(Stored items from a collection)
----------------------------------------

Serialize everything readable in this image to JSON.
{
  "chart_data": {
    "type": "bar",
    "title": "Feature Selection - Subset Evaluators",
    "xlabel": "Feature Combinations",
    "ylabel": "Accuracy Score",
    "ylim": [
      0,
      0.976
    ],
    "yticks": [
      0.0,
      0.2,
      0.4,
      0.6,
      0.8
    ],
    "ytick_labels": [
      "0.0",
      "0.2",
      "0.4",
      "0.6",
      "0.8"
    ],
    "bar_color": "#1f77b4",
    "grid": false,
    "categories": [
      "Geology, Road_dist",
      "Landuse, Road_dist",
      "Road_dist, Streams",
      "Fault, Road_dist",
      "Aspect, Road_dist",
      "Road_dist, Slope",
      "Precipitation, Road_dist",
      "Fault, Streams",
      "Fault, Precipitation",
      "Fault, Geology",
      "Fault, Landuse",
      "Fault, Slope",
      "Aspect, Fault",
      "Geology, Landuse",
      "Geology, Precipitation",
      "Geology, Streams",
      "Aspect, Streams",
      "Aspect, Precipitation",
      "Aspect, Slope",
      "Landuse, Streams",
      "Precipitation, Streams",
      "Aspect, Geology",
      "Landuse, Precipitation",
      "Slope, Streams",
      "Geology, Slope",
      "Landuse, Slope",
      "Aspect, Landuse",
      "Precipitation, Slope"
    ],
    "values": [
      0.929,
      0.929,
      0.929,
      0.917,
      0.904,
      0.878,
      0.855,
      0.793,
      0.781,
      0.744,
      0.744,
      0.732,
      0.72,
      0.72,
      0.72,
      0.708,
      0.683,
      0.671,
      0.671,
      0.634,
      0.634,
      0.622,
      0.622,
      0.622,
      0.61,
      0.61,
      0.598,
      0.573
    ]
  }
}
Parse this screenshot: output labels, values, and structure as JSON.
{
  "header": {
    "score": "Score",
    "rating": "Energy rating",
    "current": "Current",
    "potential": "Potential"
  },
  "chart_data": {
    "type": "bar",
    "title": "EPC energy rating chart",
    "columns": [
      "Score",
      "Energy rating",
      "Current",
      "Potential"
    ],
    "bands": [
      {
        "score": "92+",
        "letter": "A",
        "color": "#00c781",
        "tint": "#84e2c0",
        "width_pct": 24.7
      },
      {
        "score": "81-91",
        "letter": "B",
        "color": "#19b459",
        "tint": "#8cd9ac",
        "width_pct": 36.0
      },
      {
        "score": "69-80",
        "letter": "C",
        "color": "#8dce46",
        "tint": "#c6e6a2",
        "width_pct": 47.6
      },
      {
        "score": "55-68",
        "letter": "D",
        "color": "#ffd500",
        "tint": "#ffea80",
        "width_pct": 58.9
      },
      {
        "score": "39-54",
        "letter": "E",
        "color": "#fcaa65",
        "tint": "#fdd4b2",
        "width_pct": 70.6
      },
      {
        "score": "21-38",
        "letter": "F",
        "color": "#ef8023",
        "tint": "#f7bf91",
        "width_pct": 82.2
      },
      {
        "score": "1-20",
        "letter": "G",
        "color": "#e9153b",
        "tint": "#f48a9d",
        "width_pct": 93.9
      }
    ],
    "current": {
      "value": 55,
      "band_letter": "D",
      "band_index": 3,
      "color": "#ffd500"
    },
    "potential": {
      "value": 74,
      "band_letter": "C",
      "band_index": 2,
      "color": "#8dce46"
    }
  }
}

----------------------------------------

Exercise - Looking at the listing above, count the lines that contain "rating" and give nothing but the number.

Exercise result - 3